Stored data entries:
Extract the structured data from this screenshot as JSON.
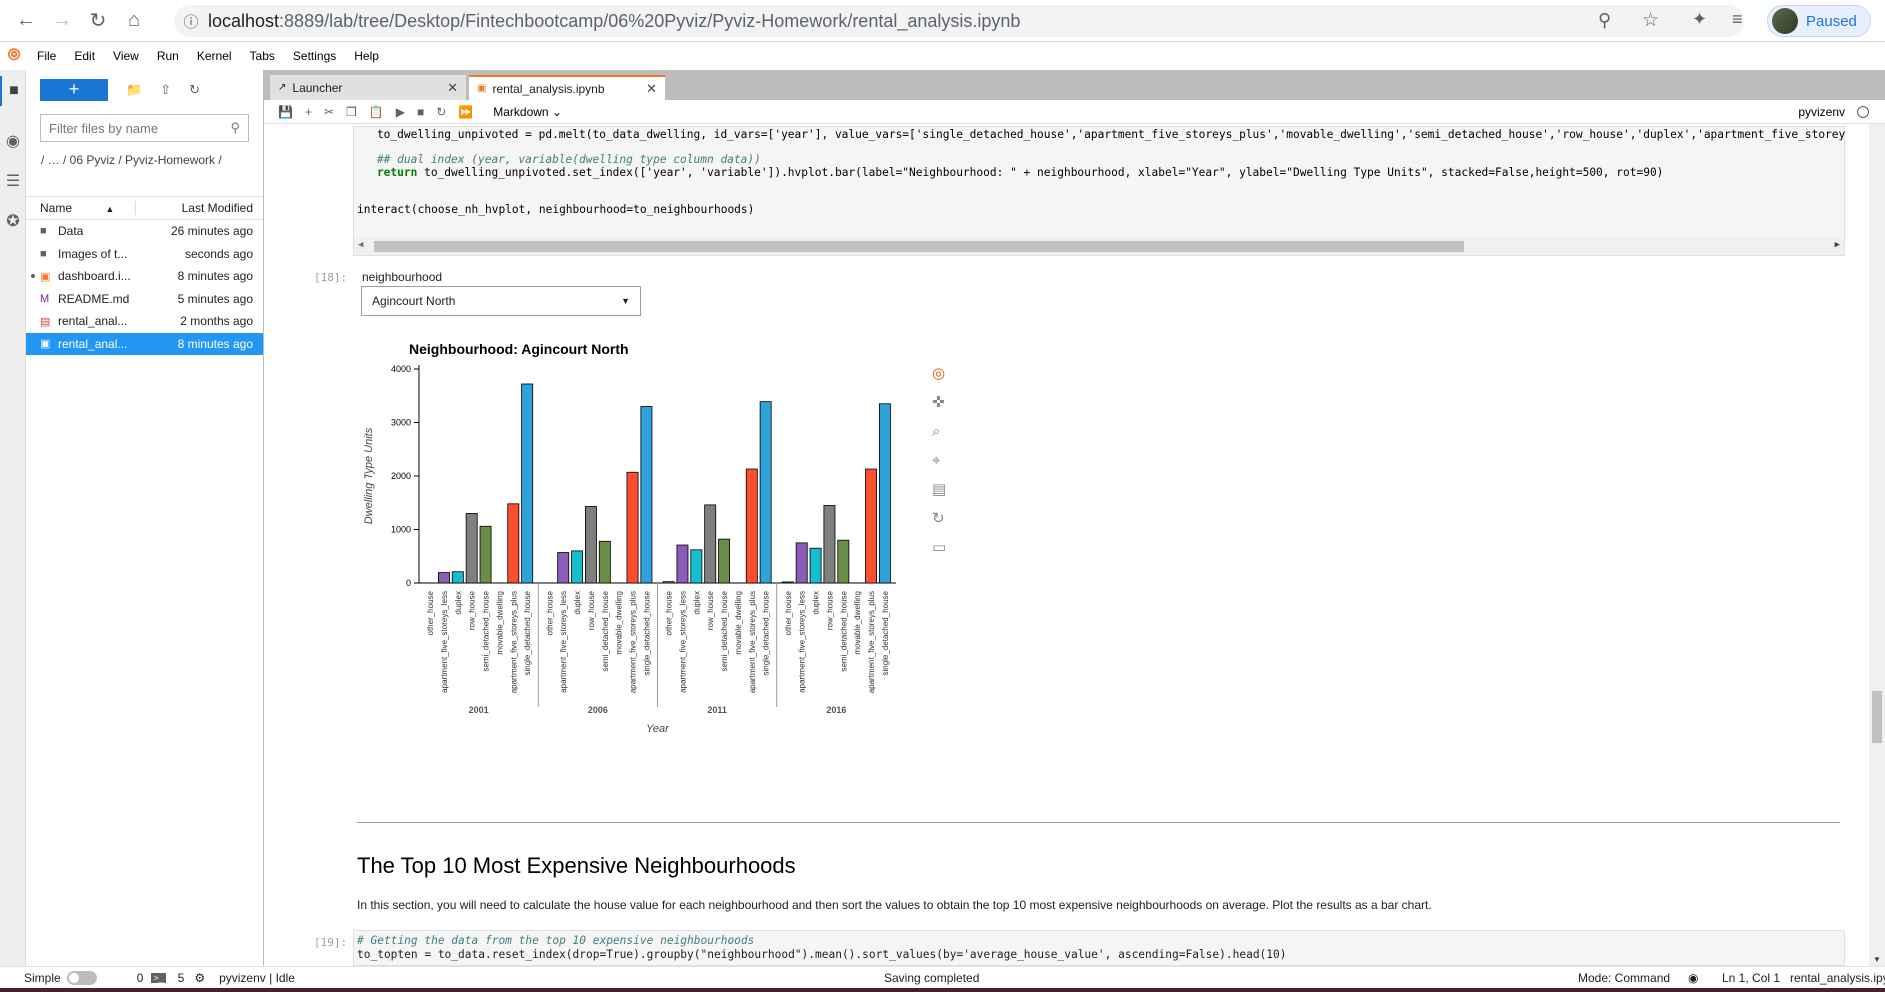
{
  "browser": {
    "url_host": "localhost",
    "url_path": ":8889/lab/tree/Desktop/Fintechbootcamp/06%20Pyviz/Pyviz-Homework/rental_analysis.ipynb",
    "profile_status": "Paused"
  },
  "menu": [
    "File",
    "Edit",
    "View",
    "Run",
    "Kernel",
    "Tabs",
    "Settings",
    "Help"
  ],
  "filebrowser": {
    "filter_placeholder": "Filter files by name",
    "breadcrumb": "/ … / 06 Pyviz / Pyviz-Homework /",
    "col_name": "Name",
    "col_modified": "Last Modified",
    "files": [
      {
        "icon": "folder-icon",
        "name": "Data",
        "modified": "26 minutes ago",
        "selected": false
      },
      {
        "icon": "folder-icon",
        "name": "Images of t...",
        "modified": "seconds ago",
        "selected": false
      },
      {
        "icon": "notebook-icon",
        "name": "dashboard.i...",
        "modified": "8 minutes ago",
        "selected": false
      },
      {
        "icon": "markdown-icon",
        "name": "README.md",
        "modified": "5 minutes ago",
        "selected": false
      },
      {
        "icon": "pdf-icon",
        "name": "rental_anal...",
        "modified": "2 months ago",
        "selected": false
      },
      {
        "icon": "notebook-icon",
        "name": "rental_anal...",
        "modified": "8 minutes ago",
        "selected": true
      }
    ]
  },
  "tabs": [
    {
      "label": "Launcher",
      "active": false
    },
    {
      "label": "rental_analysis.ipynb",
      "active": true
    }
  ],
  "toolbar": {
    "cell_type": "Markdown",
    "kernel": "pyvizenv"
  },
  "code_cell": {
    "line1": "    to_dwelling_unpivoted = pd.melt(to_data_dwelling, id_vars=['year'], value_vars=['single_detached_house','apartment_five_storeys_plus','movable_dwelling','semi_detached_house','row_house','duplex','apartment_five_storey",
    "line2": "    ## dual index (year, variable(dwelling type column data))",
    "line3a": "    return",
    "line3b": " to_dwelling_unpivoted.set_index(['year', 'variable']).hvplot.bar(label=\"Neighbourhood: \" + neighbourhood, xlabel=\"Year\", ylabel=\"Dwelling Type Units\", stacked=False,height=500, rot=90)",
    "line4": "interact(choose_nh_hvplot, neighbourhood=to_neighbourhoods)"
  },
  "output_cell": {
    "prompt": "[18]:",
    "widget_label": "neighbourhood",
    "dropdown_value": "Agincourt North"
  },
  "chart_data": {
    "type": "bar",
    "title": "Neighbourhood: Agincourt North",
    "xlabel": "Year",
    "ylabel": "Dwelling Type Units",
    "ylim": [
      0,
      4000
    ],
    "yticks": [
      0,
      1000,
      2000,
      3000,
      4000
    ],
    "groups": [
      "2001",
      "2006",
      "2011",
      "2016"
    ],
    "categories": [
      "other_house",
      "apartment_five_storeys_less",
      "duplex",
      "row_house",
      "semi_detached_house",
      "movable_dwelling",
      "apartment_five_storeys_plus",
      "single_detached_house"
    ],
    "colors": [
      "#30a2da",
      "#8b5cb8",
      "#17becf",
      "#7f7f7f",
      "#6a8e4a",
      "#8b5cb8",
      "#fc4f30",
      "#30a2da"
    ],
    "values": {
      "2001": [
        0,
        195,
        210,
        1300,
        1060,
        0,
        1480,
        3720
      ],
      "2006": [
        0,
        570,
        600,
        1430,
        780,
        0,
        2070,
        3300
      ],
      "2011": [
        25,
        710,
        620,
        1460,
        820,
        0,
        2130,
        3390
      ],
      "2016": [
        20,
        750,
        650,
        1450,
        800,
        0,
        2130,
        3350
      ]
    },
    "grid": false
  },
  "markdown": {
    "heading": "The Top 10 Most Expensive Neighbourhoods",
    "paragraph": "In this section, you will need to calculate the house value for each neighbourhood and then sort the values to obtain the top 10 most expensive neighbourhoods on average. Plot the results as a bar chart."
  },
  "code_cell2": {
    "prompt": "[19]:",
    "line1": "# Getting the data from the top 10 expensive neighbourhoods",
    "line2": "to_topten = to_data.reset_index(drop=True).groupby(\"neighbourhood\").mean().sort_values(by='average_house_value', ascending=False).head(10)"
  },
  "status": {
    "mode_label": "Simple",
    "count1": "0",
    "count2": "5",
    "kernel_state": "pyvizenv | Idle",
    "saving": "Saving completed",
    "mode": "Mode: Command",
    "position": "Ln 1, Col 1",
    "filename": "rental_analysis.ipynb"
  }
}
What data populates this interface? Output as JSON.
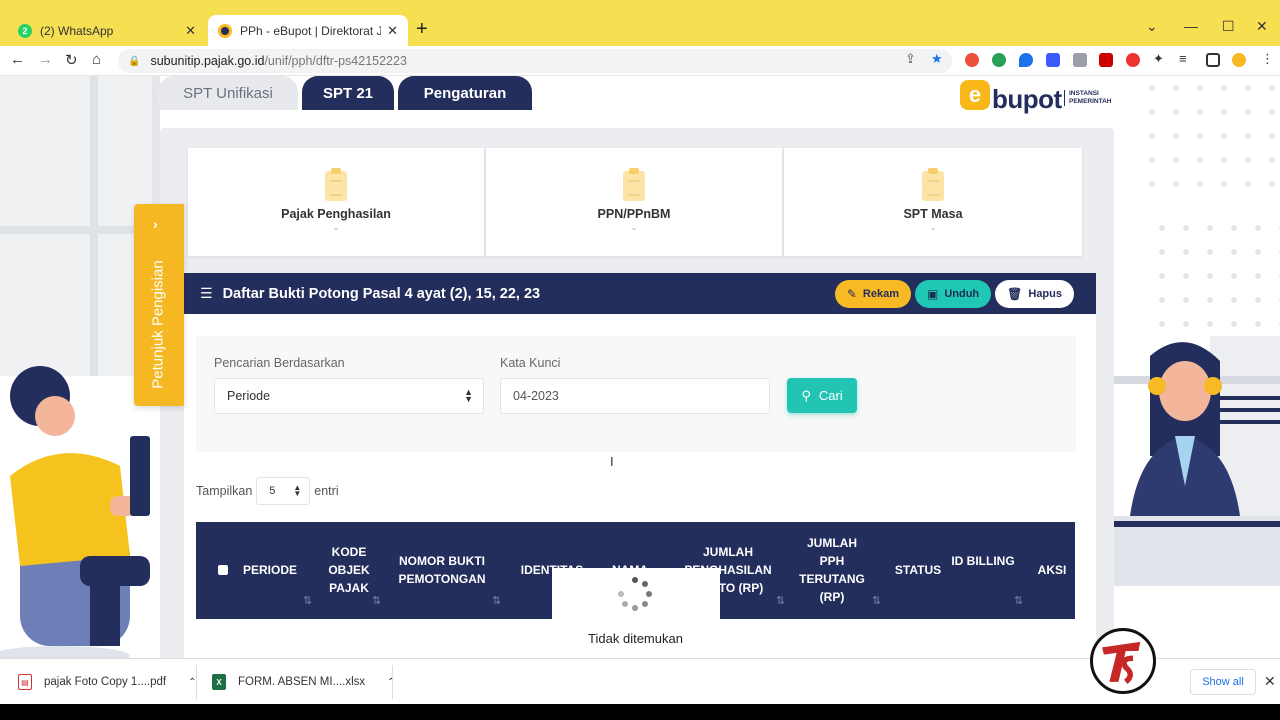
{
  "browser": {
    "tabs": [
      {
        "title": "(2) WhatsApp",
        "favicon": "whatsapp-icon"
      },
      {
        "title": "PPh - eBupot | Direktorat Jender",
        "favicon": "ebupot-favicon"
      }
    ],
    "url_host": "subunitip.pajak.go.id",
    "url_path": "/unif/pph/dftr-ps42152223"
  },
  "app": {
    "tabs": [
      "SPT Unifikasi",
      "SPT 21",
      "Pengaturan"
    ],
    "logo_e": "e",
    "logo_text": "bupot",
    "logo_instansi": "INSTANSI PEMERINTAH",
    "side_tab": "Petunjuk Pengisian",
    "cards": [
      "Pajak Penghasilan",
      "PPN/PPnBM",
      "SPT Masa"
    ],
    "list_title": "Daftar Bukti Potong Pasal 4 ayat (2), 15, 22, 23",
    "buttons": {
      "rekam": "Rekam",
      "unduh": "Unduh",
      "hapus": "Hapus",
      "cari": "Cari"
    },
    "search": {
      "by_label": "Pencarian Berdasarkan",
      "by_value": "Periode",
      "keyword_label": "Kata Kunci",
      "keyword_value": "04-2023"
    },
    "entries": {
      "prefix": "Tampilkan",
      "value": "5",
      "suffix": "entri"
    },
    "columns": [
      "PERIODE",
      "KODE OBJEK PAJAK",
      "NOMOR BUKTI PEMOTONGAN",
      "IDENTITAS",
      "NAMA",
      "JUMLAH PENGHASILAN BRUTO (RP)",
      "JUMLAH PPH TERUTANG (RP)",
      "STATUS",
      "ID BILLING",
      "AKSI"
    ],
    "empty_message": "Tidak ditemukan"
  },
  "downloads": [
    {
      "name": "pajak Foto Copy 1....pdf",
      "type": "pdf"
    },
    {
      "name": "FORM. ABSEN MI....xlsx",
      "type": "xlsx"
    }
  ],
  "show_all": "Show all",
  "colors": {
    "navy": "#232e5c",
    "yellow": "#f7b924",
    "teal": "#22c4b4",
    "chrome": "#f7df52"
  }
}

TASK REQUIREMENTS
Go through the listing above and write it all out exactly, leaving out any picture.

RESPONSE TO THE TASK
Extract the structured data from this screenshot as JSON.
{
  "browser": {
    "url_host": "localhost",
    "url_path": ":8889/lab/tree/Desktop/Fintechbootcamp/06%20Pyviz/Pyviz-Homework/rental_analysis.ipynb",
    "profile_status": "Paused"
  },
  "menu": [
    "File",
    "Edit",
    "View",
    "Run",
    "Kernel",
    "Tabs",
    "Settings",
    "Help"
  ],
  "filebrowser": {
    "filter_placeholder": "Filter files by name",
    "breadcrumb": "/ … / 06 Pyviz / Pyviz-Homework /",
    "col_name": "Name",
    "col_modified": "Last Modified",
    "files": [
      {
        "icon": "folder-icon",
        "name": "Data",
        "modified": "26 minutes ago",
        "selected": false
      },
      {
        "icon": "folder-icon",
        "name": "Images of t...",
        "modified": "seconds ago",
        "selected": false
      },
      {
        "icon": "notebook-icon",
        "name": "dashboard.i...",
        "modified": "8 minutes ago",
        "selected": false
      },
      {
        "icon": "markdown-icon",
        "name": "README.md",
        "modified": "5 minutes ago",
        "selected": false
      },
      {
        "icon": "pdf-icon",
        "name": "rental_anal...",
        "modified": "2 months ago",
        "selected": false
      },
      {
        "icon": "notebook-icon",
        "name": "rental_anal...",
        "modified": "8 minutes ago",
        "selected": true
      }
    ]
  },
  "tabs": [
    {
      "label": "Launcher",
      "active": false
    },
    {
      "label": "rental_analysis.ipynb",
      "active": true
    }
  ],
  "toolbar": {
    "cell_type": "Markdown",
    "kernel": "pyvizenv"
  },
  "code_cell": {
    "line1": "    to_dwelling_unpivoted = pd.melt(to_data_dwelling, id_vars=['year'], value_vars=['single_detached_house','apartment_five_storeys_plus','movable_dwelling','semi_detached_house','row_house','duplex','apartment_five_storey",
    "line2": "    ## dual index (year, variable(dwelling type column data))",
    "line3a": "    return",
    "line3b": " to_dwelling_unpivoted.set_index(['year', 'variable']).hvplot.bar(label=\"Neighbourhood: \" + neighbourhood, xlabel=\"Year\", ylabel=\"Dwelling Type Units\", stacked=False,height=500, rot=90)",
    "line4": "interact(choose_nh_hvplot, neighbourhood=to_neighbourhoods)"
  },
  "output_cell": {
    "prompt": "[18]:",
    "widget_label": "neighbourhood",
    "dropdown_value": "Agincourt North"
  },
  "chart_data": {
    "type": "bar",
    "title": "Neighbourhood: Agincourt North",
    "xlabel": "Year",
    "ylabel": "Dwelling Type Units",
    "ylim": [
      0,
      4000
    ],
    "yticks": [
      0,
      1000,
      2000,
      3000,
      4000
    ],
    "groups": [
      "2001",
      "2006",
      "2011",
      "2016"
    ],
    "categories": [
      "other_house",
      "apartment_five_storeys_less",
      "duplex",
      "row_house",
      "semi_detached_house",
      "movable_dwelling",
      "apartment_five_storeys_plus",
      "single_detached_house"
    ],
    "colors": [
      "#30a2da",
      "#8b5cb8",
      "#17becf",
      "#7f7f7f",
      "#6a8e4a",
      "#8b5cb8",
      "#fc4f30",
      "#30a2da"
    ],
    "values": {
      "2001": [
        0,
        195,
        210,
        1300,
        1060,
        0,
        1480,
        3720
      ],
      "2006": [
        0,
        570,
        600,
        1430,
        780,
        0,
        2070,
        3300
      ],
      "2011": [
        25,
        710,
        620,
        1460,
        820,
        0,
        2130,
        3390
      ],
      "2016": [
        20,
        750,
        650,
        1450,
        800,
        0,
        2130,
        3350
      ]
    },
    "grid": false
  },
  "markdown": {
    "heading": "The Top 10 Most Expensive Neighbourhoods",
    "paragraph": "In this section, you will need to calculate the house value for each neighbourhood and then sort the values to obtain the top 10 most expensive neighbourhoods on average. Plot the results as a bar chart."
  },
  "code_cell2": {
    "prompt": "[19]:",
    "line1": "# Getting the data from the top 10 expensive neighbourhoods",
    "line2": "to_topten = to_data.reset_index(drop=True).groupby(\"neighbourhood\").mean().sort_values(by='average_house_value', ascending=False).head(10)"
  },
  "status": {
    "mode_label": "Simple",
    "count1": "0",
    "count2": "5",
    "kernel_state": "pyvizenv | Idle",
    "saving": "Saving completed",
    "mode": "Mode: Command",
    "position": "Ln 1, Col 1",
    "filename": "rental_analysis.ipynb"
  }
}
What data populates this interface? Output as JSON.
{
  "browser": {
    "tabs": [
      {
        "title": "(2) WhatsApp",
        "favicon": "whatsapp-icon"
      },
      {
        "title": "PPh - eBupot | Direktorat Jender",
        "favicon": "ebupot-favicon"
      }
    ],
    "url_host": "subunitip.pajak.go.id",
    "url_path": "/unif/pph/dftr-ps42152223"
  },
  "app": {
    "tabs": [
      "SPT Unifikasi",
      "SPT 21",
      "Pengaturan"
    ],
    "logo_e": "e",
    "logo_text": "bupot",
    "logo_instansi": "INSTANSI PEMERINTAH",
    "side_tab": "Petunjuk Pengisian",
    "cards": [
      "Pajak Penghasilan",
      "PPN/PPnBM",
      "SPT Masa"
    ],
    "list_title": "Daftar Bukti Potong Pasal 4 ayat (2), 15, 22, 23",
    "buttons": {
      "rekam": "Rekam",
      "unduh": "Unduh",
      "hapus": "Hapus",
      "cari": "Cari"
    },
    "search": {
      "by_label": "Pencarian Berdasarkan",
      "by_value": "Periode",
      "keyword_label": "Kata Kunci",
      "keyword_value": "04-2023"
    },
    "entries": {
      "prefix": "Tampilkan",
      "value": "5",
      "suffix": "entri"
    },
    "columns": [
      "PERIODE",
      "KODE OBJEK PAJAK",
      "NOMOR BUKTI PEMOTONGAN",
      "IDENTITAS",
      "NAMA",
      "JUMLAH PENGHASILAN BRUTO (RP)",
      "JUMLAH PPH TERUTANG (RP)",
      "STATUS",
      "ID BILLING",
      "AKSI"
    ],
    "empty_message": "Tidak ditemukan"
  },
  "downloads": [
    {
      "name": "pajak Foto Copy 1....pdf",
      "type": "pdf"
    },
    {
      "name": "FORM. ABSEN MI....xlsx",
      "type": "xlsx"
    }
  ],
  "show_all": "Show all",
  "colors": {
    "navy": "#232e5c",
    "yellow": "#f7b924",
    "teal": "#22c4b4",
    "chrome": "#f7df52"
  }
}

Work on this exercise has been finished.